- WHAT IS EXPECTED -
Reproduce every record below exactly as written, leaving out any pictures.

- INPUT -
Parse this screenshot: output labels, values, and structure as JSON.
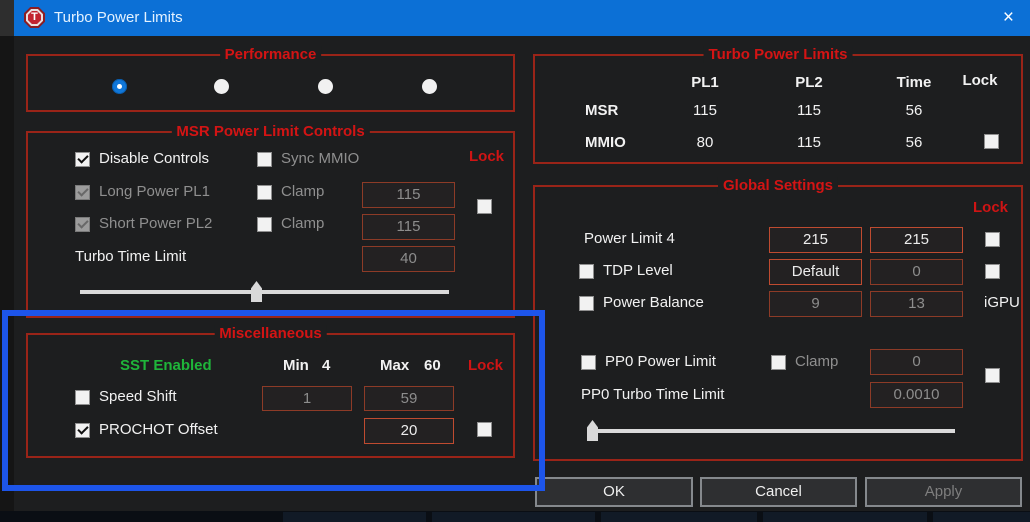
{
  "window": {
    "title": "Turbo Power Limits",
    "close_glyph": "×",
    "icon_letter": "T"
  },
  "palette": {
    "titlebar_blue": "#0c70d6",
    "group_title_red": "#d31414",
    "group_border_red": "#9a2418",
    "green": "#1fb53a",
    "highlight_blue": "#1d55ea"
  },
  "performance": {
    "title": "Performance",
    "radios": [
      {
        "state": "selected"
      },
      {
        "state": ""
      },
      {
        "state": ""
      },
      {
        "state": ""
      }
    ]
  },
  "msr": {
    "title": "MSR Power Limit Controls",
    "lock_label": "Lock",
    "lock_checkbox_state": "",
    "disable_controls": {
      "label": "Disable Controls",
      "state": "checked"
    },
    "sync_mmio": {
      "label": "Sync MMIO",
      "state": ""
    },
    "long_power_pl1": {
      "label": "Long Power PL1",
      "state": "checked disabled"
    },
    "clamp_pl1": {
      "label": "Clamp",
      "state": ""
    },
    "pl1_field": {
      "value": "115",
      "state": "dis"
    },
    "short_power_pl2": {
      "label": "Short Power PL2",
      "state": "checked disabled"
    },
    "clamp_pl2": {
      "label": "Clamp",
      "state": ""
    },
    "pl2_field": {
      "value": "115",
      "state": "dis"
    },
    "turbo_time_limit_label": "Turbo Time Limit",
    "turbo_time_field": {
      "value": "40",
      "state": "dis"
    },
    "slider": {
      "thumb_pos_pct": 48
    }
  },
  "misc": {
    "title": "Miscellaneous",
    "sst_label": "SST Enabled",
    "min_label": "Min",
    "min_value": "4",
    "max_label": "Max",
    "max_value": "60",
    "lock_label": "Lock",
    "lock_checkbox_state": "",
    "speed_shift": {
      "label": "Speed Shift",
      "state": ""
    },
    "min_field": {
      "value": "1",
      "state": "dis"
    },
    "max_field": {
      "value": "59",
      "state": "dis"
    },
    "prochot_offset": {
      "label": "PROCHOT Offset",
      "state": "checked"
    },
    "prochot_field": {
      "value": "20",
      "state": ""
    }
  },
  "tpl": {
    "title": "Turbo Power Limits",
    "headers": {
      "pl1": "PL1",
      "pl2": "PL2",
      "time": "Time",
      "lock": "Lock"
    },
    "rows": [
      {
        "label": "MSR",
        "pl1": "115",
        "pl2": "115",
        "time": "56"
      },
      {
        "label": "MMIO",
        "pl1": "80",
        "pl2": "115",
        "time": "56",
        "lock_checkbox_state": ""
      }
    ]
  },
  "gs": {
    "title": "Global Settings",
    "lock_label": "Lock",
    "power_limit_4": {
      "label": "Power Limit 4",
      "field1": {
        "value": "215",
        "state": ""
      },
      "field2": {
        "value": "215",
        "state": ""
      },
      "lock_checkbox_state": ""
    },
    "tdp_level": {
      "label": "TDP Level",
      "state": "",
      "field1": {
        "value": "Default",
        "state": ""
      },
      "field2": {
        "value": "0",
        "state": "dis"
      },
      "lock_checkbox_state": ""
    },
    "power_balance": {
      "label": "Power Balance",
      "state": "",
      "field1": {
        "value": "9",
        "state": "dis"
      },
      "field2": {
        "value": "13",
        "state": "dis"
      },
      "igpu_label": "iGPU"
    },
    "pp0_power_limit": {
      "label": "PP0 Power Limit",
      "state": "",
      "clamp": {
        "label": "Clamp",
        "state": ""
      },
      "field": {
        "value": "0",
        "state": "dis"
      },
      "lock_checkbox_state": ""
    },
    "pp0_turbo_time_limit": {
      "label": "PP0 Turbo Time Limit",
      "field": {
        "value": "0.0010",
        "state": "dis"
      }
    },
    "slider": {
      "thumb_pos_pct": 1
    }
  },
  "buttons": {
    "ok": "OK",
    "cancel": "Cancel",
    "apply": "Apply",
    "apply_state": "disabled"
  },
  "annotation": {
    "type": "highlight-box",
    "target": "miscellaneous-group"
  }
}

- EXPECTED OUTPUT -
Parse this screenshot: output labels, values, and structure as JSON.
{
  "window": {
    "title": "Turbo Power Limits",
    "close_glyph": "×",
    "icon_letter": "T"
  },
  "palette": {
    "titlebar_blue": "#0c70d6",
    "group_title_red": "#d31414",
    "group_border_red": "#9a2418",
    "green": "#1fb53a",
    "highlight_blue": "#1d55ea"
  },
  "performance": {
    "title": "Performance",
    "radios": [
      {
        "state": "selected"
      },
      {
        "state": ""
      },
      {
        "state": ""
      },
      {
        "state": ""
      }
    ]
  },
  "msr": {
    "title": "MSR Power Limit Controls",
    "lock_label": "Lock",
    "lock_checkbox_state": "",
    "disable_controls": {
      "label": "Disable Controls",
      "state": "checked"
    },
    "sync_mmio": {
      "label": "Sync MMIO",
      "state": ""
    },
    "long_power_pl1": {
      "label": "Long Power PL1",
      "state": "checked disabled"
    },
    "clamp_pl1": {
      "label": "Clamp",
      "state": ""
    },
    "pl1_field": {
      "value": "115",
      "state": "dis"
    },
    "short_power_pl2": {
      "label": "Short Power PL2",
      "state": "checked disabled"
    },
    "clamp_pl2": {
      "label": "Clamp",
      "state": ""
    },
    "pl2_field": {
      "value": "115",
      "state": "dis"
    },
    "turbo_time_limit_label": "Turbo Time Limit",
    "turbo_time_field": {
      "value": "40",
      "state": "dis"
    },
    "slider": {
      "thumb_pos_pct": 48
    }
  },
  "misc": {
    "title": "Miscellaneous",
    "sst_label": "SST Enabled",
    "min_label": "Min",
    "min_value": "4",
    "max_label": "Max",
    "max_value": "60",
    "lock_label": "Lock",
    "lock_checkbox_state": "",
    "speed_shift": {
      "label": "Speed Shift",
      "state": ""
    },
    "min_field": {
      "value": "1",
      "state": "dis"
    },
    "max_field": {
      "value": "59",
      "state": "dis"
    },
    "prochot_offset": {
      "label": "PROCHOT Offset",
      "state": "checked"
    },
    "prochot_field": {
      "value": "20",
      "state": ""
    }
  },
  "tpl": {
    "title": "Turbo Power Limits",
    "headers": {
      "pl1": "PL1",
      "pl2": "PL2",
      "time": "Time",
      "lock": "Lock"
    },
    "rows": [
      {
        "label": "MSR",
        "pl1": "115",
        "pl2": "115",
        "time": "56"
      },
      {
        "label": "MMIO",
        "pl1": "80",
        "pl2": "115",
        "time": "56",
        "lock_checkbox_state": ""
      }
    ]
  },
  "gs": {
    "title": "Global Settings",
    "lock_label": "Lock",
    "power_limit_4": {
      "label": "Power Limit 4",
      "field1": {
        "value": "215",
        "state": ""
      },
      "field2": {
        "value": "215",
        "state": ""
      },
      "lock_checkbox_state": ""
    },
    "tdp_level": {
      "label": "TDP Level",
      "state": "",
      "field1": {
        "value": "Default",
        "state": ""
      },
      "field2": {
        "value": "0",
        "state": "dis"
      },
      "lock_checkbox_state": ""
    },
    "power_balance": {
      "label": "Power Balance",
      "state": "",
      "field1": {
        "value": "9",
        "state": "dis"
      },
      "field2": {
        "value": "13",
        "state": "dis"
      },
      "igpu_label": "iGPU"
    },
    "pp0_power_limit": {
      "label": "PP0 Power Limit",
      "state": "",
      "clamp": {
        "label": "Clamp",
        "state": ""
      },
      "field": {
        "value": "0",
        "state": "dis"
      },
      "lock_checkbox_state": ""
    },
    "pp0_turbo_time_limit": {
      "label": "PP0 Turbo Time Limit",
      "field": {
        "value": "0.0010",
        "state": "dis"
      }
    },
    "slider": {
      "thumb_pos_pct": 1
    }
  },
  "buttons": {
    "ok": "OK",
    "cancel": "Cancel",
    "apply": "Apply",
    "apply_state": "disabled"
  },
  "annotation": {
    "type": "highlight-box",
    "target": "miscellaneous-group"
  }
}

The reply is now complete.